**Task brief:** Gather up every line that includes the string "Germination".

**Stored rows:**
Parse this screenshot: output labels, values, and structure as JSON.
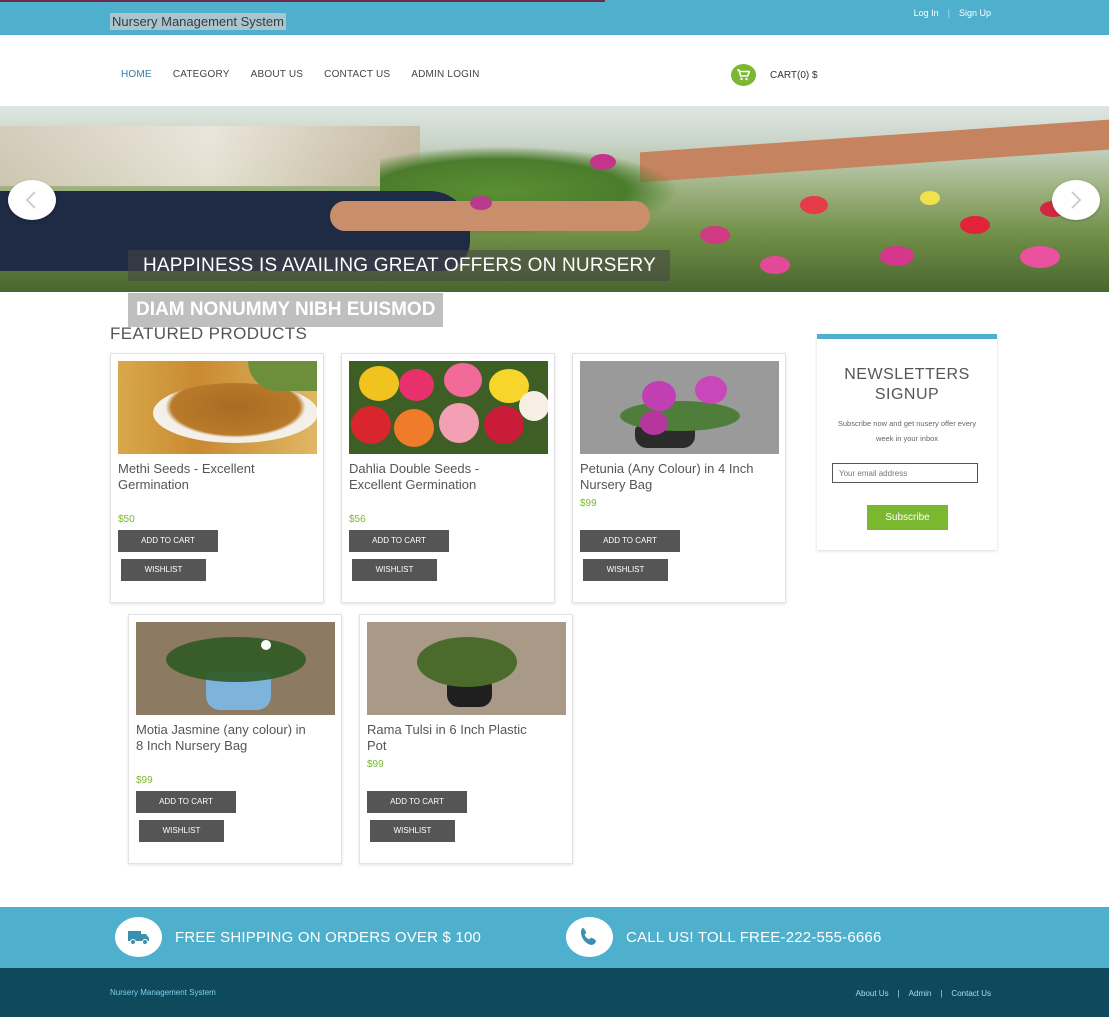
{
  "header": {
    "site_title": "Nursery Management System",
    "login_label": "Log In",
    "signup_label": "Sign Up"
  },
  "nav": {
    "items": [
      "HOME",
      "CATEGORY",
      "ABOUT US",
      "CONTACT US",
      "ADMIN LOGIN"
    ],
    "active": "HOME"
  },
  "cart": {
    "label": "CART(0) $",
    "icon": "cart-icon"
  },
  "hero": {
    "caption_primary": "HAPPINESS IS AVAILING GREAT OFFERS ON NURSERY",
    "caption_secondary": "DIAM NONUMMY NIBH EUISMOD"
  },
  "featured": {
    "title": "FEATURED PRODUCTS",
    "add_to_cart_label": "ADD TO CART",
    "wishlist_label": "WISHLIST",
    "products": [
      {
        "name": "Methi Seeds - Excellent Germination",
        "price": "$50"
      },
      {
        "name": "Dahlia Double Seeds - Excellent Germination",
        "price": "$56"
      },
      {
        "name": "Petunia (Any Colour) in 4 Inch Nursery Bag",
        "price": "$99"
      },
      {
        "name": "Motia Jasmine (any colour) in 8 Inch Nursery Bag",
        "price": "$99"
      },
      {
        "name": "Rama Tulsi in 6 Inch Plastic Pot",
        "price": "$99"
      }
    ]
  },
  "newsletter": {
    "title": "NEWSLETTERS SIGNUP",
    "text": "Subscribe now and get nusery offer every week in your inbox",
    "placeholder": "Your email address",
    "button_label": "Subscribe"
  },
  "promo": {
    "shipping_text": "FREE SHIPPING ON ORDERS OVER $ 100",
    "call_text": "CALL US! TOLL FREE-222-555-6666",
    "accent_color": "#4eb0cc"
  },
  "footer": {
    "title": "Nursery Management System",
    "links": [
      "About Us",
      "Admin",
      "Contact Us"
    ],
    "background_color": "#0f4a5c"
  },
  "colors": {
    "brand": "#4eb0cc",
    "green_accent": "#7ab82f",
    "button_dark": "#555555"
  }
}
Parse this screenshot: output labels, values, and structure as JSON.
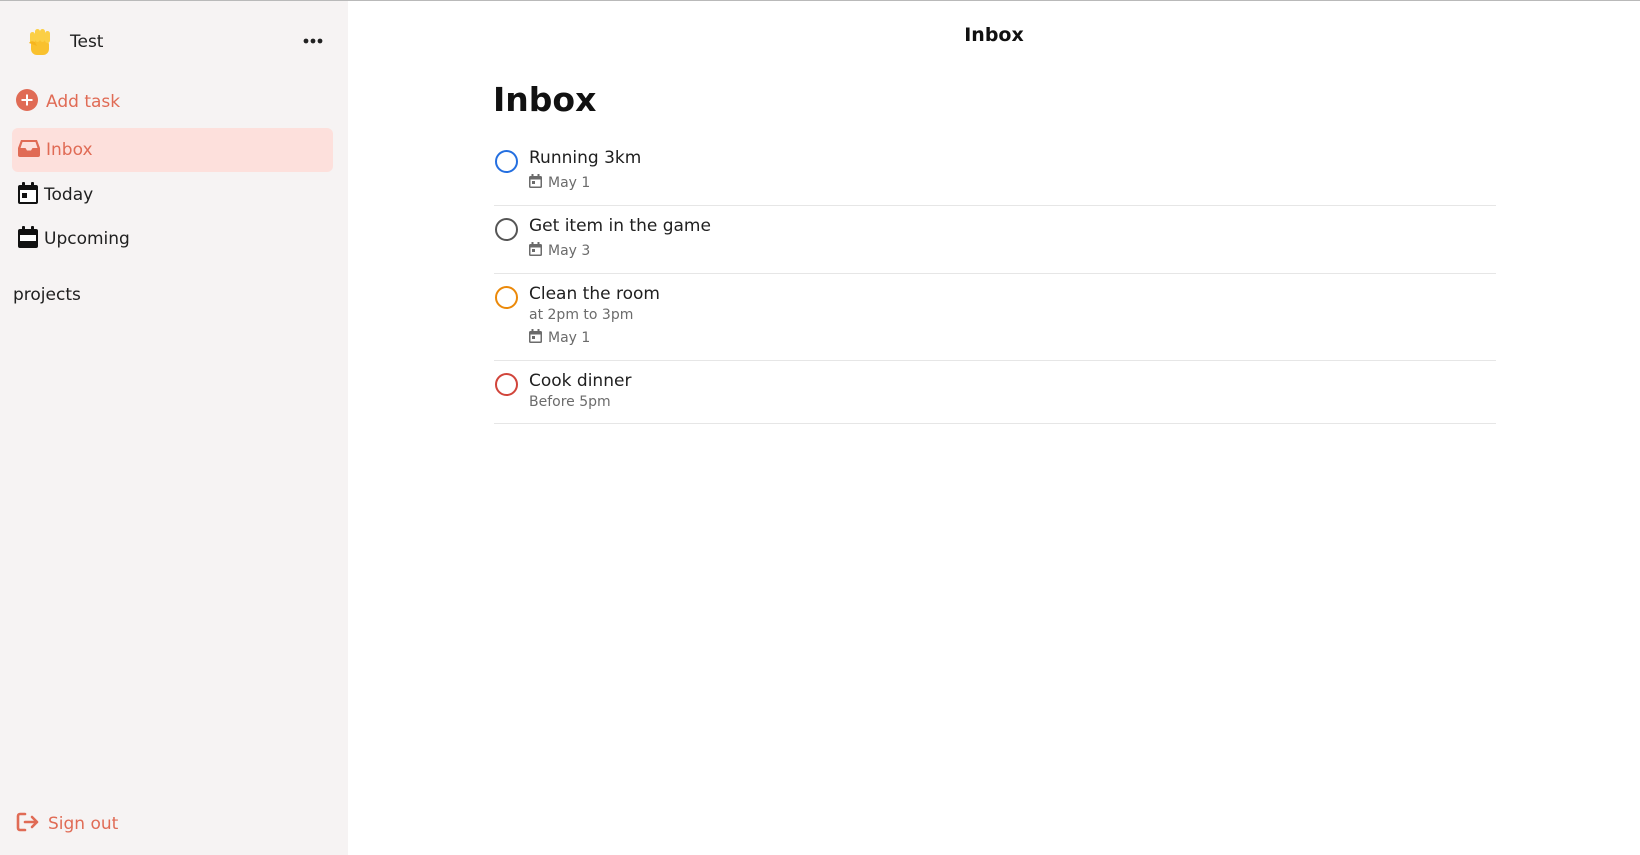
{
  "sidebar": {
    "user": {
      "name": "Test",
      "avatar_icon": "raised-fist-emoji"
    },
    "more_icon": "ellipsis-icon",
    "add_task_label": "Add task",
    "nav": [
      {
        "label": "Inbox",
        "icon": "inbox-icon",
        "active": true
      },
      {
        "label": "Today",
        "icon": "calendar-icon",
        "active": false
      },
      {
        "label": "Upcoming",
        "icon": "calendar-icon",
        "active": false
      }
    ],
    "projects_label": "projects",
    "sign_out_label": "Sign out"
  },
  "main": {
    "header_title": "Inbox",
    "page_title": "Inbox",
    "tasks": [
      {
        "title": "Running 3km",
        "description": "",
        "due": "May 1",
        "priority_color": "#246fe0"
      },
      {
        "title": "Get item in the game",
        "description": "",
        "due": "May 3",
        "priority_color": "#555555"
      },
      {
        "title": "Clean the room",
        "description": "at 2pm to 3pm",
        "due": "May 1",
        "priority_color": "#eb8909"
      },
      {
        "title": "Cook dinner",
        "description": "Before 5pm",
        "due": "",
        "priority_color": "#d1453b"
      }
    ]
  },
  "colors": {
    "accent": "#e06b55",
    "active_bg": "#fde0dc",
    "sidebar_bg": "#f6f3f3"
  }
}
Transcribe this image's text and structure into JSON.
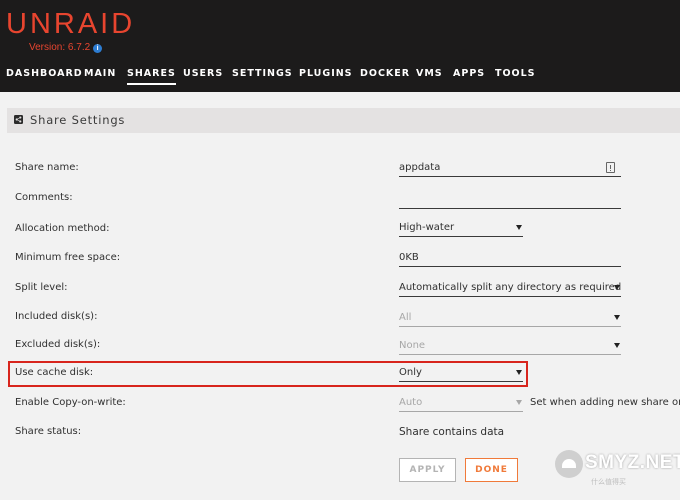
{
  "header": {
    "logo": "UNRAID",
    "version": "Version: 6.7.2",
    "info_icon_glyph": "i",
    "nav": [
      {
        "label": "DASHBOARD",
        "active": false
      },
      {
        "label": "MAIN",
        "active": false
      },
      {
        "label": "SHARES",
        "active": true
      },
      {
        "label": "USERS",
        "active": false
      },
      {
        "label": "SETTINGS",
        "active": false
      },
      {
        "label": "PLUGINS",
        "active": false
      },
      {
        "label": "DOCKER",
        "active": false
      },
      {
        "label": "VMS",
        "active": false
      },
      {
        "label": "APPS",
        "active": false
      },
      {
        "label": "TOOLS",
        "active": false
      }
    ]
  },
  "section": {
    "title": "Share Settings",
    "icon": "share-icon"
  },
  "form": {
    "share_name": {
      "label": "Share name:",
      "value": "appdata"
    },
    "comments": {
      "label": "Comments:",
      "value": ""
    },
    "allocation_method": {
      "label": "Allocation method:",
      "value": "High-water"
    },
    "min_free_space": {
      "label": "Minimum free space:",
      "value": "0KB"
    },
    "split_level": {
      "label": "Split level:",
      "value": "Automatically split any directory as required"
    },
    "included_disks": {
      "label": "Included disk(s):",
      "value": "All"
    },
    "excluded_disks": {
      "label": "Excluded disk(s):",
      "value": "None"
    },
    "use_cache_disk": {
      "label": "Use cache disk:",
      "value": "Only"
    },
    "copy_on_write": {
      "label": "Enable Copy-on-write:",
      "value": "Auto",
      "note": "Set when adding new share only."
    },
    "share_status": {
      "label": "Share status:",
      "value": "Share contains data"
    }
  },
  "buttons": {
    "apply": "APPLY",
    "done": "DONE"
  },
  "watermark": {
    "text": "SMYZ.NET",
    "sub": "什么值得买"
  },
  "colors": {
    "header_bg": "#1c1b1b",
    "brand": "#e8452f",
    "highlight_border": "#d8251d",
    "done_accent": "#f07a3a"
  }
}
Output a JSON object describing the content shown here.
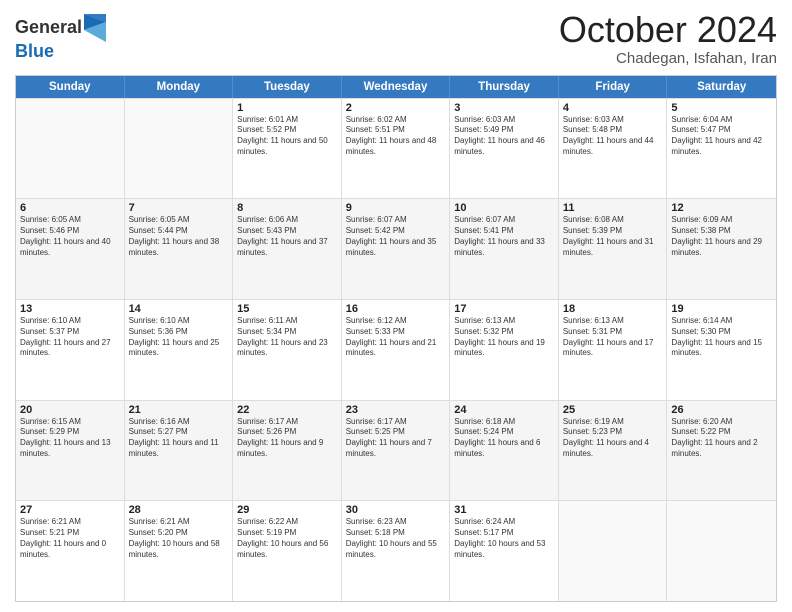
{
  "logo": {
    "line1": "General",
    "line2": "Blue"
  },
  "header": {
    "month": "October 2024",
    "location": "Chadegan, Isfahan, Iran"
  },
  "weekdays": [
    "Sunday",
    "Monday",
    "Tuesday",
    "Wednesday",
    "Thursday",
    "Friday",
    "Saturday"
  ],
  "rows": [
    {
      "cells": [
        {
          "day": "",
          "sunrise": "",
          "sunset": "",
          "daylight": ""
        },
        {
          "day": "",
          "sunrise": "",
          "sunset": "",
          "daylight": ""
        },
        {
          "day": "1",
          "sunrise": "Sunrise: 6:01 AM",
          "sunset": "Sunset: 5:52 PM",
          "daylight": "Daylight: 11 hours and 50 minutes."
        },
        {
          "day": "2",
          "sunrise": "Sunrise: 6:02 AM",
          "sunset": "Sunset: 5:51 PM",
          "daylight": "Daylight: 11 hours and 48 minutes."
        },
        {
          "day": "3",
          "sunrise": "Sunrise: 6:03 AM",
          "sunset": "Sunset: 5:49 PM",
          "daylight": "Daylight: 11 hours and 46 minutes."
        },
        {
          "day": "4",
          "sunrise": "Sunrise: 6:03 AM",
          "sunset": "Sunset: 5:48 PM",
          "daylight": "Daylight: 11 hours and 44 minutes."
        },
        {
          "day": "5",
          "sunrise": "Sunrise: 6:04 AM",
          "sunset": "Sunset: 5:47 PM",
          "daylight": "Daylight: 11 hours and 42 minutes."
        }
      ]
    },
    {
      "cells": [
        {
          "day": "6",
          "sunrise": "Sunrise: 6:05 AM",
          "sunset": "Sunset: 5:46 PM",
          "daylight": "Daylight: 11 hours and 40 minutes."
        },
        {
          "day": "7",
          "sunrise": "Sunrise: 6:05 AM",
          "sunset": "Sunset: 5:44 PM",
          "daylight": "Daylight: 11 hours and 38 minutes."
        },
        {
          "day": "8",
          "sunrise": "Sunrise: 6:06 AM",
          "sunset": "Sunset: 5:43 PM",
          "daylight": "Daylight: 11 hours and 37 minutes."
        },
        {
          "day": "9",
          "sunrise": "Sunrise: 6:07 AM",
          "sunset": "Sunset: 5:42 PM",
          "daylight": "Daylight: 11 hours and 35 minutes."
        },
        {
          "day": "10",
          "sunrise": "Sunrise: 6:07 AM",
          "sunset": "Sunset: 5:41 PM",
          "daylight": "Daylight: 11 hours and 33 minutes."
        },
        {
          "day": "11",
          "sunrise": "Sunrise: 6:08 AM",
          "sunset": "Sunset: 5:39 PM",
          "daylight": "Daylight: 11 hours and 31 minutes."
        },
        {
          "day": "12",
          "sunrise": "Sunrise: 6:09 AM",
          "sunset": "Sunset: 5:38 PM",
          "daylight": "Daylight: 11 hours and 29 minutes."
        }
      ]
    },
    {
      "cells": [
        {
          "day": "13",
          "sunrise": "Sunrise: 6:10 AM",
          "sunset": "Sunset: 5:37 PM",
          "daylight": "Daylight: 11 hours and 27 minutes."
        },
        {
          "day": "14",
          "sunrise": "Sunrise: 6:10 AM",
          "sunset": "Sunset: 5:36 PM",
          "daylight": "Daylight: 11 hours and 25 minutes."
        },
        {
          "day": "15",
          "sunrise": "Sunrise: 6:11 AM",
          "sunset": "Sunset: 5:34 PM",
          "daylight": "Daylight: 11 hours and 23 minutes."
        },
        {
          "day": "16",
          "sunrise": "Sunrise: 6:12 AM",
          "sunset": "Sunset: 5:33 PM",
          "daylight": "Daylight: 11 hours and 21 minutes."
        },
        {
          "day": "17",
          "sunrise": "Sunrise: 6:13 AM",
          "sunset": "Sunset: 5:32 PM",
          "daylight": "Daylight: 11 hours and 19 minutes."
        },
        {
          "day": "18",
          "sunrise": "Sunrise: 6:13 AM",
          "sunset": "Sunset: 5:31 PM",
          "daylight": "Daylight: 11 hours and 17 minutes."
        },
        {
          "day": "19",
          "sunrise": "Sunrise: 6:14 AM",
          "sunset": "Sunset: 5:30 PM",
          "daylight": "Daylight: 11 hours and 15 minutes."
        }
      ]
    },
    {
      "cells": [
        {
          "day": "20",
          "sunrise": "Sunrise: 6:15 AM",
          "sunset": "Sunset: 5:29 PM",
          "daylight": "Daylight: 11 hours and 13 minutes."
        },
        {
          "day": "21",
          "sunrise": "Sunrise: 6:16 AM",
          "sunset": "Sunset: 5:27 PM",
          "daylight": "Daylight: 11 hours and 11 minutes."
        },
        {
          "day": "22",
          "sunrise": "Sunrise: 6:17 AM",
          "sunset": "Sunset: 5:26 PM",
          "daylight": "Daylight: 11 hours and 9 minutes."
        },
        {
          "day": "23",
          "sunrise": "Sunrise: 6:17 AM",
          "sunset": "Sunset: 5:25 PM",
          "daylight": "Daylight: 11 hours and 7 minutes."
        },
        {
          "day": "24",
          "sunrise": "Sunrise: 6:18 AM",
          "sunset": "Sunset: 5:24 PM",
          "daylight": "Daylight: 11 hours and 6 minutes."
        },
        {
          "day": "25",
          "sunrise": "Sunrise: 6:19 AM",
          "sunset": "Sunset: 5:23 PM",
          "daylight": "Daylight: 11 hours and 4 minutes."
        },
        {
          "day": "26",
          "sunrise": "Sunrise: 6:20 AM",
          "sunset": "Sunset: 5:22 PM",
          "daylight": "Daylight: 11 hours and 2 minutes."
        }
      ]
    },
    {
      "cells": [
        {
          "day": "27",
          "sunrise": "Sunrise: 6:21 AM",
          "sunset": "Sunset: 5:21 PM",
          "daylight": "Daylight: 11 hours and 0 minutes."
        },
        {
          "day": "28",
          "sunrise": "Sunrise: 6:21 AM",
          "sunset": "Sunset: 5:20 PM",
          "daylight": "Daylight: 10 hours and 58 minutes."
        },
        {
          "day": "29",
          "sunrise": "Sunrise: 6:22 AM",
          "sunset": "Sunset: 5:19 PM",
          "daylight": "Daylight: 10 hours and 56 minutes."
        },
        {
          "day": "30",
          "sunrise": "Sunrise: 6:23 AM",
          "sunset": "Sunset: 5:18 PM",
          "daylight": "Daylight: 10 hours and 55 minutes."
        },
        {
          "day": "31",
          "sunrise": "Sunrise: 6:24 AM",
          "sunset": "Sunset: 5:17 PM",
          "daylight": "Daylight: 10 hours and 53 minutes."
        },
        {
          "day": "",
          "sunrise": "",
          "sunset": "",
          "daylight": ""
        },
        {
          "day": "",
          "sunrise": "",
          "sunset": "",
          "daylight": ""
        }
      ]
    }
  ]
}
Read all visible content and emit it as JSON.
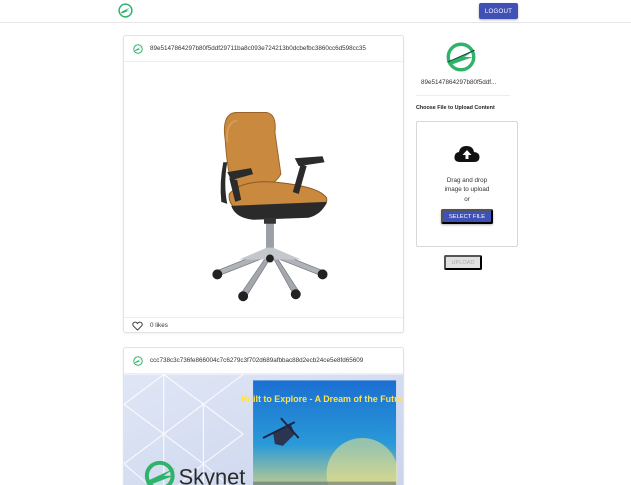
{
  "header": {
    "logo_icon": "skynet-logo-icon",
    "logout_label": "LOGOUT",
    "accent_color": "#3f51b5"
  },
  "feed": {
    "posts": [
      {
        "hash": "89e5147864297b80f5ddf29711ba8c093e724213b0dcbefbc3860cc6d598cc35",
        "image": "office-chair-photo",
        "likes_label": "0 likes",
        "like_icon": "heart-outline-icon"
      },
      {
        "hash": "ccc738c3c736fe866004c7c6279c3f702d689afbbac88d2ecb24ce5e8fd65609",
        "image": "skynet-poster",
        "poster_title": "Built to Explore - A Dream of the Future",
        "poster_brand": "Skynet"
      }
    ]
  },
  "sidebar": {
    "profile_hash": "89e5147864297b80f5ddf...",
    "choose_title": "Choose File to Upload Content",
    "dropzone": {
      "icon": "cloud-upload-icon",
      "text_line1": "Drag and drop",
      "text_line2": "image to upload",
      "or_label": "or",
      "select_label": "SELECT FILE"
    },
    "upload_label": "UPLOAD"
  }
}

**Answer below:**
        "name": "Methi Seeds - Excellent Germination",
        "name": "Dahlia Double Seeds - Excellent Germination",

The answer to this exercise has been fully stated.